▸ **Written request**
Rewrite the lines of every item below as a numbered list, leaving out any blank lines.

▸ **Data supplied**
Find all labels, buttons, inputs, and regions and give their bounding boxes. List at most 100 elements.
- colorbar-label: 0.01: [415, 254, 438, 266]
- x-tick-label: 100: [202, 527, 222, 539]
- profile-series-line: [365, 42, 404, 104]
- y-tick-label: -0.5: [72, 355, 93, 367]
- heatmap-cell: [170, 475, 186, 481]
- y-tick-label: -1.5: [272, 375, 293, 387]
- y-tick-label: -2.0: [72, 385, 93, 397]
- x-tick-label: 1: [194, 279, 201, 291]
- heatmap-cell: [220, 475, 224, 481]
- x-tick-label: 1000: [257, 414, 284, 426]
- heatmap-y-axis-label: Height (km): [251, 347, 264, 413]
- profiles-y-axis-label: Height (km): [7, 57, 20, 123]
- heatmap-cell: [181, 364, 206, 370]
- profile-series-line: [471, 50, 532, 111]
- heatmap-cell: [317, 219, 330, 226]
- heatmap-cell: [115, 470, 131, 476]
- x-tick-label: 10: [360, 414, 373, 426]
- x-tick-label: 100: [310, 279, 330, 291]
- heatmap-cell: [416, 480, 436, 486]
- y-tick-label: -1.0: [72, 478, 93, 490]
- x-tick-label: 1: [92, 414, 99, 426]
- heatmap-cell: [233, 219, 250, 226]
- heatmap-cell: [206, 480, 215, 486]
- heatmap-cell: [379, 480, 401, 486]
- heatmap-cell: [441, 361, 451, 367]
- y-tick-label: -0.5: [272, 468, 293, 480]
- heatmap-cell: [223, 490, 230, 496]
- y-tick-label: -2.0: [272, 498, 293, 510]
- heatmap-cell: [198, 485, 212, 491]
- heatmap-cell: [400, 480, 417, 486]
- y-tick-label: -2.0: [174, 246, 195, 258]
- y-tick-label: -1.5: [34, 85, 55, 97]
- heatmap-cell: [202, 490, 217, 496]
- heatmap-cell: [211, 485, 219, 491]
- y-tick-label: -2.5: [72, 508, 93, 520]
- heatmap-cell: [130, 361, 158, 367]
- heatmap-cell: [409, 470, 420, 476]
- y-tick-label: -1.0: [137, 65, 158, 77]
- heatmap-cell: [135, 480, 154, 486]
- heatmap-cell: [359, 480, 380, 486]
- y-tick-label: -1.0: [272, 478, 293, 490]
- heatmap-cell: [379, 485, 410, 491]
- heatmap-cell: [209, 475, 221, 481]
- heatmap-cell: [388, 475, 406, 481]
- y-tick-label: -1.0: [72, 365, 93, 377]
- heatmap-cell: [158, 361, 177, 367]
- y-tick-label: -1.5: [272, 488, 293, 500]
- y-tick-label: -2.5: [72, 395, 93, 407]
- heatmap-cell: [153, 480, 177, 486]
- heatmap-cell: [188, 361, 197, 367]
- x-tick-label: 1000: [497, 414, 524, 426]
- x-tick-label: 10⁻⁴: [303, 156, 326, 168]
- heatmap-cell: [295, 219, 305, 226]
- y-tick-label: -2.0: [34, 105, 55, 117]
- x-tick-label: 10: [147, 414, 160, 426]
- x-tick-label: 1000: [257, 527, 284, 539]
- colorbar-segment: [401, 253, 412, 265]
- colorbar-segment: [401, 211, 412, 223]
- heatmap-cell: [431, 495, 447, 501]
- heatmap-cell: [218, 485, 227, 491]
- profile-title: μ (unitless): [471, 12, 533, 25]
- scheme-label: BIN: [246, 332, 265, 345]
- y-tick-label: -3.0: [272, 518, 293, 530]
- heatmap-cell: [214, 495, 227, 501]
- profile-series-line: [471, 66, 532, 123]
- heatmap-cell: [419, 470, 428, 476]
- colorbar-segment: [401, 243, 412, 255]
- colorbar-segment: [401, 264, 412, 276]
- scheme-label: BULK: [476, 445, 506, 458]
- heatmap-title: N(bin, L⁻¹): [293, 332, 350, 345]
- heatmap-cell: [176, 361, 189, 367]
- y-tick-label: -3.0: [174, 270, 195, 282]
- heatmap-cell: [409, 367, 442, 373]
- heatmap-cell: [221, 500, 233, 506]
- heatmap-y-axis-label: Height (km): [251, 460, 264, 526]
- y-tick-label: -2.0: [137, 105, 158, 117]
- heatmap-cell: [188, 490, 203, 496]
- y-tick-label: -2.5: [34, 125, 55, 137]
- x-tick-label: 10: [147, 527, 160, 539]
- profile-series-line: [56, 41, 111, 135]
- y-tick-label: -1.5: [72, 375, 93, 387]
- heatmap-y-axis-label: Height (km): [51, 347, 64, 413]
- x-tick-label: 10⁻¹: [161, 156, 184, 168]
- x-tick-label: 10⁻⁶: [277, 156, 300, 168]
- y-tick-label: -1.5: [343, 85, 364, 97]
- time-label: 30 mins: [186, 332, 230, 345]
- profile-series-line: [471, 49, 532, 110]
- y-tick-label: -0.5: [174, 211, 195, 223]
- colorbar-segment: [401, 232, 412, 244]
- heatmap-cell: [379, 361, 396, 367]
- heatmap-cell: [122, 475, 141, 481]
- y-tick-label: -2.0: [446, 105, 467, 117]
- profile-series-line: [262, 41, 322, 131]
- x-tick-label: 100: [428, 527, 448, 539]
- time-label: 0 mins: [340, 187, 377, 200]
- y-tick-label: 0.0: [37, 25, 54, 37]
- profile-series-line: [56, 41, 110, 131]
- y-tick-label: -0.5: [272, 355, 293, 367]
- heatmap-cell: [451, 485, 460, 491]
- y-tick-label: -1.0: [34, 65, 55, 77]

▸ **Task response**
1. Find all labels, buttons, inputs, and regions and give their bounding boxes. List at most 100 elements.
2. - colorbar-label: 0.01: [415, 254, 438, 266]
3. - x-tick-label: 100: [202, 527, 222, 539]
4. - profile-series-line: [365, 42, 404, 104]
5. - y-tick-label: -0.5: [72, 355, 93, 367]
6. - heatmap-cell: [170, 475, 186, 481]
7. - y-tick-label: -1.5: [272, 375, 293, 387]
8. - y-tick-label: -2.0: [72, 385, 93, 397]
9. - x-tick-label: 1: [194, 279, 201, 291]
10. - heatmap-cell: [220, 475, 224, 481]
11. - x-tick-label: 1000: [257, 414, 284, 426]
12. - heatmap-y-axis-label: Height (km): [251, 347, 264, 413]
13. - profiles-y-axis-label: Height (km): [7, 57, 20, 123]
14. - heatmap-cell: [181, 364, 206, 370]
15. - profile-series-line: [471, 50, 532, 111]
16. - heatmap-cell: [317, 219, 330, 226]
17. - heatmap-cell: [115, 470, 131, 476]
18. - x-tick-label: 10: [360, 414, 373, 426]
19. - x-tick-label: 100: [310, 279, 330, 291]
20. - heatmap-cell: [416, 480, 436, 486]
21. - y-tick-label: -1.0: [72, 478, 93, 490]
22. - x-tick-label: 1: [92, 414, 99, 426]
23. - heatmap-cell: [233, 219, 250, 226]
24. - heatmap-cell: [206, 480, 215, 486]
25. - heatmap-cell: [379, 480, 401, 486]
26. - heatmap-cell: [441, 361, 451, 367]
27. - y-tick-label: -0.5: [272, 468, 293, 480]
28. - heatmap-cell: [223, 490, 230, 496]
29. - y-tick-label: -2.0: [272, 498, 293, 510]
30. - heatmap-cell: [198, 485, 212, 491]
31. - heatmap-cell: [400, 480, 417, 486]
32. - y-tick-label: -2.0: [174, 246, 195, 258]
33. - y-tick-label: -1.5: [34, 85, 55, 97]
34. - heatmap-cell: [202, 490, 217, 496]
35. - heatmap-cell: [211, 485, 219, 491]
36. - y-tick-label: -2.5: [72, 508, 93, 520]
37. - heatmap-cell: [130, 361, 158, 367]
38. - heatmap-cell: [409, 470, 420, 476]
39. - y-tick-label: -1.0: [137, 65, 158, 77]
40. - heatmap-cell: [135, 480, 154, 486]
41. - heatmap-cell: [359, 480, 380, 486]
42. - y-tick-label: -1.0: [272, 478, 293, 490]
43. - heatmap-cell: [379, 485, 410, 491]
44. - heatmap-cell: [209, 475, 221, 481]
45. - heatmap-cell: [388, 475, 406, 481]
46. - y-tick-label: -1.0: [72, 365, 93, 377]
47. - heatmap-cell: [158, 361, 177, 367]
48. - y-tick-label: -1.5: [272, 488, 293, 500]
49. - y-tick-label: -2.5: [72, 395, 93, 407]
50. - heatmap-cell: [153, 480, 177, 486]
51. - heatmap-cell: [188, 361, 197, 367]
52. - x-tick-label: 1000: [497, 414, 524, 426]
53. - x-tick-label: 10⁻⁴: [303, 156, 326, 168]
54. - heatmap-cell: [295, 219, 305, 226]
55. - y-tick-label: -2.0: [34, 105, 55, 117]
56. - x-tick-label: 10: [147, 414, 160, 426]
57. - x-tick-label: 1000: [257, 527, 284, 539]
58. - colorbar-segment: [401, 253, 412, 265]
59. - colorbar-segment: [401, 211, 412, 223]
60. - heatmap-cell: [431, 495, 447, 501]
61. - heatmap-cell: [218, 485, 227, 491]
62. - profile-title: μ (unitless): [471, 12, 533, 25]
63. - scheme-label: BIN: [246, 332, 265, 345]
64. - y-tick-label: -3.0: [272, 518, 293, 530]
65. - heatmap-cell: [214, 495, 227, 501]
66. - profile-series-line: [471, 66, 532, 123]
67. - heatmap-cell: [419, 470, 428, 476]
68. - colorbar-segment: [401, 243, 412, 255]
69. - colorbar-segment: [401, 264, 412, 276]
70. - scheme-label: BULK: [476, 445, 506, 458]
71. - heatmap-title: N(bin, L⁻¹): [293, 332, 350, 345]
72. - heatmap-cell: [176, 361, 189, 367]
73. - y-tick-label: -3.0: [174, 270, 195, 282]
74. - heatmap-cell: [409, 367, 442, 373]
75. - heatmap-cell: [221, 500, 233, 506]
76. - heatmap-y-axis-label: Height (km): [251, 460, 264, 526]
77. - y-tick-label: -2.0: [137, 105, 158, 117]
78. - heatmap-cell: [188, 490, 203, 496]
79. - y-tick-label: -2.5: [34, 125, 55, 137]
80. - x-tick-label: 10: [147, 527, 160, 539]
81. - profile-series-line: [56, 41, 111, 135]
82. - y-tick-label: -1.5: [72, 375, 93, 387]
83. - heatmap-y-axis-label: Height (km): [51, 347, 64, 413]
84. - x-tick-label: 10⁻¹: [161, 156, 184, 168]
85. - x-tick-label: 10⁻⁶: [277, 156, 300, 168]
86. - y-tick-label: -1.5: [343, 85, 364, 97]
87. - time-label: 30 mins: [186, 332, 230, 345]
88. - profile-series-line: [471, 49, 532, 110]
89. - y-tick-label: -0.5: [174, 211, 195, 223]
90. - colorbar-segment: [401, 232, 412, 244]
91. - heatmap-cell: [379, 361, 396, 367]
92. - heatmap-cell: [122, 475, 141, 481]
93. - y-tick-label: -2.0: [446, 105, 467, 117]
94. - profile-series-line: [262, 41, 322, 131]
95. - x-tick-label: 100: [428, 527, 448, 539]
96. - time-label: 0 mins: [340, 187, 377, 200]
97. - y-tick-label: 0.0: [37, 25, 54, 37]
98. - profile-series-line: [56, 41, 110, 131]
99. - y-tick-label: -0.5: [272, 355, 293, 367]
100. - heatmap-cell: [451, 485, 460, 491]
101. - y-tick-label: -1.0: [34, 65, 55, 77]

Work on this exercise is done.